### Descripción del ejercicio
Responda, a partir del texto sobre el deseo del Cielo, estas preguntas:
(a) ¿Qué instrumento se presentó en el anterior?
(b) Frente a una vida marcada con cruces y espinas, ¿qué es el Cielo?
(c) ¿En qué debe tener el monje sus ojos continuamente fijos?

### Texto proporcionado
Después de presentarnos en el anterior instrumento, el temor del infierno, en este pone en nuestras manos otro instrumento, de mucha mayor importancia en nuestra vida ordinaria. Desear el Cielo.
Si tenemos la fe despierta, nace en nuestro corazón este deseo, pues en realidad aquí no vivimos, sino que vegetamos con mil calamidades y miserias. El Cielo es la verdadera vida. Aquí son muy raros los consuelos. Incluso los más puros, con frecuencia están impregnados de hiel. El Cielo es el colmo de todos los deseos. Deseos siempre colmados. La vida aquí está marcada con cruces y espinas, el Cielo es la liberación eterna de toda pena y contrariedad. Aquí el mundo y sus vanidades, llenan nuestro corazón de fastidio. El Cielo es la vida desprendida de los sentidos, en compañía de los santos, los ángeles, con Dios, en Dios.
Denota poca fe no desear el cielo. Y el monje tiene que ser un hombre que tiene sus ojos continuamente fijos en el Cielo. Más o menos implícitamente el deseo del cielo estaba presente en su entrada en el monasterio, ya que la búsqueda de Dios verdadera lleva implícita el deseo del Cielo.

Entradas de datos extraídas
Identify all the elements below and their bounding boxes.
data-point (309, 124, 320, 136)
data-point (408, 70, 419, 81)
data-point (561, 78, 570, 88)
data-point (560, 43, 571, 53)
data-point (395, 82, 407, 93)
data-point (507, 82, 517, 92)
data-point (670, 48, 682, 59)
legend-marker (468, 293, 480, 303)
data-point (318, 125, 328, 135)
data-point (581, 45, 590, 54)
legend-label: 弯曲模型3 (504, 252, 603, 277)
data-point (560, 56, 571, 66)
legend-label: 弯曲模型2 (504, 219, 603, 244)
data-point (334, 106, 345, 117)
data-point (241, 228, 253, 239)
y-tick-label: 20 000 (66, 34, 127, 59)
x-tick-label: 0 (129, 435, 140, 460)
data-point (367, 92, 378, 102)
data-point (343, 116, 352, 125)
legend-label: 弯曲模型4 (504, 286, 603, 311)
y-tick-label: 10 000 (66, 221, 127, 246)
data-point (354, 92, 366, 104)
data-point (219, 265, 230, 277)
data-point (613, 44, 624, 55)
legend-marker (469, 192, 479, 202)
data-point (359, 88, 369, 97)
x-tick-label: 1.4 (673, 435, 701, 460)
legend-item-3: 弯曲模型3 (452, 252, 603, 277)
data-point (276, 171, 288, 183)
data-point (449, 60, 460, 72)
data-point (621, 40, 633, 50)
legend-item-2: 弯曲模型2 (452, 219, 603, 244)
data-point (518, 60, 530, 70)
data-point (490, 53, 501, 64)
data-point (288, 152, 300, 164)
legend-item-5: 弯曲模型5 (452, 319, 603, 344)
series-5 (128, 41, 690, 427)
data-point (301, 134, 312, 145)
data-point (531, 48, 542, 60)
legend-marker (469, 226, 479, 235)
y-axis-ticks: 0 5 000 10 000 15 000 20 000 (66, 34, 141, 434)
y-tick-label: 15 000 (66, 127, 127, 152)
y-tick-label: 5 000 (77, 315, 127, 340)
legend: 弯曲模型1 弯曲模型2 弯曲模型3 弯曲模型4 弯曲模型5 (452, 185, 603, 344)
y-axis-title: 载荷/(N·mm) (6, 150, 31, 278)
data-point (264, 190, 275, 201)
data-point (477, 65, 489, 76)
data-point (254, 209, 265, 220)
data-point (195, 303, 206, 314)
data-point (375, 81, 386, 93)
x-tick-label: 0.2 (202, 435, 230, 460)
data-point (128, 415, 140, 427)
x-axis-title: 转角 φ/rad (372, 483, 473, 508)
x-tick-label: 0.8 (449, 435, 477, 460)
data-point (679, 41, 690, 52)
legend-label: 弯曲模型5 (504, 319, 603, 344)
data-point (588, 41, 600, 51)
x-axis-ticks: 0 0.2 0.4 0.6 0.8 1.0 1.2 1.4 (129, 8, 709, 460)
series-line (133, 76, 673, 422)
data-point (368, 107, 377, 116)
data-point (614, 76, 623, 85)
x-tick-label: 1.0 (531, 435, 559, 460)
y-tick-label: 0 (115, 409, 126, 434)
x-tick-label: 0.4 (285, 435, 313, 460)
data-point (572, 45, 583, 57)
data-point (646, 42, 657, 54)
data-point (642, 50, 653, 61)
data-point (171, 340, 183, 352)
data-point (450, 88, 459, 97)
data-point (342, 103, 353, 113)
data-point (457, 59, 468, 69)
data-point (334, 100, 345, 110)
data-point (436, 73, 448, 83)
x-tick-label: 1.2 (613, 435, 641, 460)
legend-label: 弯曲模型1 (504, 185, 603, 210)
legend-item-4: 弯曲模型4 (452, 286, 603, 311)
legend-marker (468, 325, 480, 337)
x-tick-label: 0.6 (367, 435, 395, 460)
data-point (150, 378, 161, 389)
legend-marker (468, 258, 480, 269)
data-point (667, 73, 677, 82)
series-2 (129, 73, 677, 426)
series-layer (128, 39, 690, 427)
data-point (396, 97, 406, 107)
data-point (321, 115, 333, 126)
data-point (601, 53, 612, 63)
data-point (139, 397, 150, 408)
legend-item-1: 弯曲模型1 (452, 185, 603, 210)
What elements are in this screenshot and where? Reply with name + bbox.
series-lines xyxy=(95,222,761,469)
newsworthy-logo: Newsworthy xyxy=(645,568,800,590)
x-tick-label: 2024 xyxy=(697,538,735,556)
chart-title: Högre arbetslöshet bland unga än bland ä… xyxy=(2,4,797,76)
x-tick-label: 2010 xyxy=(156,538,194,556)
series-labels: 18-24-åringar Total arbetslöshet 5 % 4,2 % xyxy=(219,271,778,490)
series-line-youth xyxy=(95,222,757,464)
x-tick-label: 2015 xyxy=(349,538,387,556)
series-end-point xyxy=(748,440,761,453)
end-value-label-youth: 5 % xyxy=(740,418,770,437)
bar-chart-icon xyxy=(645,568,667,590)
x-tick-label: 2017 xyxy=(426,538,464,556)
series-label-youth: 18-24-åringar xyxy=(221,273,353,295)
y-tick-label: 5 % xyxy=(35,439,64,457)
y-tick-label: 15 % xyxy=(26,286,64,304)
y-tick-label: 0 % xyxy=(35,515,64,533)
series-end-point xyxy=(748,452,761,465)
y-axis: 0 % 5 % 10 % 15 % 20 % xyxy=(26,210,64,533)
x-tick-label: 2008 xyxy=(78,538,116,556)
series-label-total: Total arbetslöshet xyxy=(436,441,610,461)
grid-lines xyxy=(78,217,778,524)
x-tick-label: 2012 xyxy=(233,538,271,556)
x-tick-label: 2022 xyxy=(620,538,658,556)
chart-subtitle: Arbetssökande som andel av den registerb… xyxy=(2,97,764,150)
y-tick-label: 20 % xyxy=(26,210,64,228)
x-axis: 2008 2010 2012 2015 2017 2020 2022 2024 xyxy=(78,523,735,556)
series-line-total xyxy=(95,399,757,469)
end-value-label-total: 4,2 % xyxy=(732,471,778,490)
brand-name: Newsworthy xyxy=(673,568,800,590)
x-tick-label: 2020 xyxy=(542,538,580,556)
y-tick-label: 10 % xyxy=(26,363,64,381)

### Resultado esperado
(a) El temor del infierno.
(b) La liberación eterna de toda pena y contrariedad.
(c) En el Cielo.